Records
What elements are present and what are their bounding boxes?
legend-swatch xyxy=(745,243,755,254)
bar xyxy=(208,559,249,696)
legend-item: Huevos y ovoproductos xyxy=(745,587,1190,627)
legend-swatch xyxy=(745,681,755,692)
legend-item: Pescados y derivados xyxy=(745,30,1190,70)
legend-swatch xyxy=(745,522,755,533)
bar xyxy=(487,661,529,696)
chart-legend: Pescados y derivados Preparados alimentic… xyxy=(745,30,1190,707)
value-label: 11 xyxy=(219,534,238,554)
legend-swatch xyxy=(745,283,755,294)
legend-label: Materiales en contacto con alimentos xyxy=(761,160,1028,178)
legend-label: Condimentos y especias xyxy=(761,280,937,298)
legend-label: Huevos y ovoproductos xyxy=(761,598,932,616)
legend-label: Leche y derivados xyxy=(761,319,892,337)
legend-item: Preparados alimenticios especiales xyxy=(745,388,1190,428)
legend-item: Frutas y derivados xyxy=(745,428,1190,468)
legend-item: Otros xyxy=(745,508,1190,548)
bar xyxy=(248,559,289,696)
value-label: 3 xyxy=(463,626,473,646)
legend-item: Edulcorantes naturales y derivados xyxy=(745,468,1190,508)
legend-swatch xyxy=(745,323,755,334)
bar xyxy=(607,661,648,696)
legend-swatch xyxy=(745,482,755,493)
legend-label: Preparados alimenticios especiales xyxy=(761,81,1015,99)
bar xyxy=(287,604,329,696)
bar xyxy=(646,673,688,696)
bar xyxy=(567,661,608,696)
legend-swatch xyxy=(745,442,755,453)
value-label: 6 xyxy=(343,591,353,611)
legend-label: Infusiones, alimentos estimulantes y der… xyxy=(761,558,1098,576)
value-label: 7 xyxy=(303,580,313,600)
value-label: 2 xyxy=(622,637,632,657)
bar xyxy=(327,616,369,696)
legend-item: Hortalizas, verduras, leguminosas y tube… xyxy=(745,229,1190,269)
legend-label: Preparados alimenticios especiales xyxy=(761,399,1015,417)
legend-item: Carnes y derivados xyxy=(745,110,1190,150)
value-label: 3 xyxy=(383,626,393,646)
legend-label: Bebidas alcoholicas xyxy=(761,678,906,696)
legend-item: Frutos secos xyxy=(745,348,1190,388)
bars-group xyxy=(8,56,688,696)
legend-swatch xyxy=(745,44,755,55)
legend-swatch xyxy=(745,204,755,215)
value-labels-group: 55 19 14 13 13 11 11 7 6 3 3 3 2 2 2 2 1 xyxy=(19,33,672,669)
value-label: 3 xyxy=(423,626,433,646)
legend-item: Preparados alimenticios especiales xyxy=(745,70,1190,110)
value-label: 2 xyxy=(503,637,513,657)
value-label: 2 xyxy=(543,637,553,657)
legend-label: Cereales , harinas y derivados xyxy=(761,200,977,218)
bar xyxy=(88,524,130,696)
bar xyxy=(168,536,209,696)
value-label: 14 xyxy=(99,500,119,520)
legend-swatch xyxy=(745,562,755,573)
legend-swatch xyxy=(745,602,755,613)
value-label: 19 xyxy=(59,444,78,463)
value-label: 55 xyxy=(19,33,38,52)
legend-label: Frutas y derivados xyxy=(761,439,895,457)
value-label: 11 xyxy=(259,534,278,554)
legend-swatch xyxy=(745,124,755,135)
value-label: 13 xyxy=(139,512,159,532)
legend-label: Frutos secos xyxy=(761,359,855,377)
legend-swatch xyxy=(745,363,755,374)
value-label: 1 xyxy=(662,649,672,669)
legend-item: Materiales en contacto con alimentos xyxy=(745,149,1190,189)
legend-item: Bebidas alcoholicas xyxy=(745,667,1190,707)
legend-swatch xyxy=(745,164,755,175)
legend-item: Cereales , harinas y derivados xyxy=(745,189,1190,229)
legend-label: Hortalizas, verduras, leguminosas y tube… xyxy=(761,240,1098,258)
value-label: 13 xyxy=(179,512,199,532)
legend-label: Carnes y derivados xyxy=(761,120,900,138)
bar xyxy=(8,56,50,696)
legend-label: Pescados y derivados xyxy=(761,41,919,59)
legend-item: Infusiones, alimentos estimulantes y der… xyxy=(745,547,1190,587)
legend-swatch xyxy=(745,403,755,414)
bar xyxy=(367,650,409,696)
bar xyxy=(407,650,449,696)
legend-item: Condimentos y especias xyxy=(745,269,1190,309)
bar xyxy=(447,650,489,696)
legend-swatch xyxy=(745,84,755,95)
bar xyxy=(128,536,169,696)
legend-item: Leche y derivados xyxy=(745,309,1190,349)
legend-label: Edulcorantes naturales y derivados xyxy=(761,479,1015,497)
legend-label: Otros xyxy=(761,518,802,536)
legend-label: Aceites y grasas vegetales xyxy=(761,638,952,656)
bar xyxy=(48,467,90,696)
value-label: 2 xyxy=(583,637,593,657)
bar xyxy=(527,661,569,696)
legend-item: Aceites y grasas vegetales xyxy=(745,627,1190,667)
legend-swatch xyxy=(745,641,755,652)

TO BE DONE
Render every line of the items above as a Markdown table with the columns Row and Line, numbering the rows in order and omitting blank lines.

EXERCISE SOLUTION
| Row | Line |
|---|---|
| 1 | What elements are present and what are their bounding boxes? |
| 2 | legend-swatch xyxy=(745,243,755,254) |
| 3 | bar xyxy=(208,559,249,696) |
| 4 | legend-item: Huevos y ovoproductos xyxy=(745,587,1190,627) |
| 5 | legend-swatch xyxy=(745,681,755,692) |
| 6 | legend-item: Pescados y derivados xyxy=(745,30,1190,70) |
| 7 | legend-swatch xyxy=(745,522,755,533) |
| 8 | bar xyxy=(487,661,529,696) |
| 9 | chart-legend: Pescados y derivados Preparados alimentic… xyxy=(745,30,1190,707) |
| 10 | value-label: 11 xyxy=(219,534,238,554) |
| 11 | legend-swatch xyxy=(745,283,755,294) |
| 12 | legend-label: Materiales en contacto con alimentos xyxy=(761,160,1028,178) |
| 13 | legend-label: Condimentos y especias xyxy=(761,280,937,298) |
| 14 | legend-label: Huevos y ovoproductos xyxy=(761,598,932,616) |
| 15 | legend-label: Leche y derivados xyxy=(761,319,892,337) |
| 16 | legend-item: Preparados alimenticios especiales xyxy=(745,388,1190,428) |
| 17 | legend-item: Frutas y derivados xyxy=(745,428,1190,468) |
| 18 | legend-item: Otros xyxy=(745,508,1190,548) |
| 19 | bar xyxy=(248,559,289,696) |
| 20 | value-label: 3 xyxy=(463,626,473,646) |
| 21 | legend-item: Edulcorantes naturales y derivados xyxy=(745,468,1190,508) |
| 22 | legend-swatch xyxy=(745,323,755,334) |
| 23 | bar xyxy=(607,661,648,696) |
| 24 | legend-swatch xyxy=(745,482,755,493) |
| 25 | legend-label: Preparados alimenticios especiales xyxy=(761,81,1015,99) |
| 26 | bar xyxy=(287,604,329,696) |
| 27 | bar xyxy=(646,673,688,696) |
| 28 | bar xyxy=(567,661,608,696) |
| 29 | legend-swatch xyxy=(745,442,755,453) |
| 30 | value-label: 6 xyxy=(343,591,353,611) |
| 31 | legend-label: Infusiones, alimentos estimulantes y der… xyxy=(761,558,1098,576) |
| 32 | value-label: 7 xyxy=(303,580,313,600) |
| 33 | value-label: 2 xyxy=(622,637,632,657) |
| 34 | bar xyxy=(327,616,369,696) |
| 35 | legend-item: Hortalizas, verduras, leguminosas y tube… xyxy=(745,229,1190,269) |
| 36 | legend-label: Preparados alimenticios especiales xyxy=(761,399,1015,417) |
| 37 | legend-item: Carnes y derivados xyxy=(745,110,1190,150) |
| 38 | value-label: 3 xyxy=(383,626,393,646) |
| 39 | legend-label: Bebidas alcoholicas xyxy=(761,678,906,696) |
| 40 | legend-item: Frutos secos xyxy=(745,348,1190,388) |
| 41 | bars-group xyxy=(8,56,688,696) |
| 42 | legend-swatch xyxy=(745,44,755,55) |
| 43 | legend-swatch xyxy=(745,204,755,215) |
| 44 | value-labels-group: 55 19 14 13 13 11 11 7 6 3 3 3 2 2 2 2 1 xyxy=(19,33,672,669) |
| 45 | value-label: 3 xyxy=(423,626,433,646) |
| 46 | legend-item: Preparados alimenticios especiales xyxy=(745,70,1190,110) |
| 47 | value-label: 2 xyxy=(503,637,513,657) |
| 48 | value-label: 2 xyxy=(543,637,553,657) |
| 49 | legend-label: Cereales , harinas y derivados xyxy=(761,200,977,218) |
| 50 | bar xyxy=(88,524,130,696) |
| 51 | bar xyxy=(168,536,209,696) |
| 52 | value-label: 14 xyxy=(99,500,119,520) |
| 53 | legend-swatch xyxy=(745,562,755,573) |
| 54 | legend-swatch xyxy=(745,602,755,613) |
| 55 | value-label: 19 xyxy=(59,444,78,463) |
| 56 | value-label: 55 xyxy=(19,33,38,52) |
| 57 | legend-label: Frutas y derivados xyxy=(761,439,895,457) |
| 58 | value-label: 11 xyxy=(259,534,278,554) |
| 59 | legend-swatch xyxy=(745,124,755,135) |
| 60 | value-label: 13 xyxy=(139,512,159,532) |
| 61 | legend-label: Frutos secos xyxy=(761,359,855,377) |
| 62 | legend-swatch xyxy=(745,363,755,374) |
| 63 | value-label: 1 xyxy=(662,649,672,669) |
| 64 | legend-item: Materiales en contacto con alimentos xyxy=(745,149,1190,189) |
| 65 | legend-item: Bebidas alcoholicas xyxy=(745,667,1190,707) |
| 66 | legend-swatch xyxy=(745,164,755,175) |
| 67 | legend-item: Cereales , harinas y derivados xyxy=(745,189,1190,229) |
| 68 | legend-label: Hortalizas, verduras, leguminosas y tube… xyxy=(761,240,1098,258) |
| 69 | value-label: 13 xyxy=(179,512,199,532) |
| 70 | legend-label: Carnes y derivados xyxy=(761,120,900,138) |
| 71 | bar xyxy=(8,56,50,696) |
| 72 | legend-label: Pescados y derivados xyxy=(761,41,919,59) |
| 73 | legend-item: Infusiones, alimentos estimulantes y der… xyxy=(745,547,1190,587) |
| 74 | legend-swatch xyxy=(745,403,755,414) |
| 75 | bar xyxy=(367,650,409,696) |
| 76 | bar xyxy=(407,650,449,696) |
| 77 | legend-item: Condimentos y especias xyxy=(745,269,1190,309) |
| 78 | bar xyxy=(447,650,489,696) |
| 79 | legend-swatch xyxy=(745,84,755,95) |
| 80 | bar xyxy=(128,536,169,696) |
| 81 | legend-item: Leche y derivados xyxy=(745,309,1190,349) |
| 82 | legend-label: Edulcorantes naturales y derivados xyxy=(761,479,1015,497) |
| 83 | legend-label: Otros xyxy=(761,518,802,536) |
| 84 | legend-label: Aceites y grasas vegetales xyxy=(761,638,952,656) |
| 85 | bar xyxy=(48,467,90,696) |
| 86 | value-label: 2 xyxy=(583,637,593,657) |
| 87 | bar xyxy=(527,661,569,696) |
| 88 | legend-item: Aceites y grasas vegetales xyxy=(745,627,1190,667) |
| 89 | legend-swatch xyxy=(745,641,755,652) |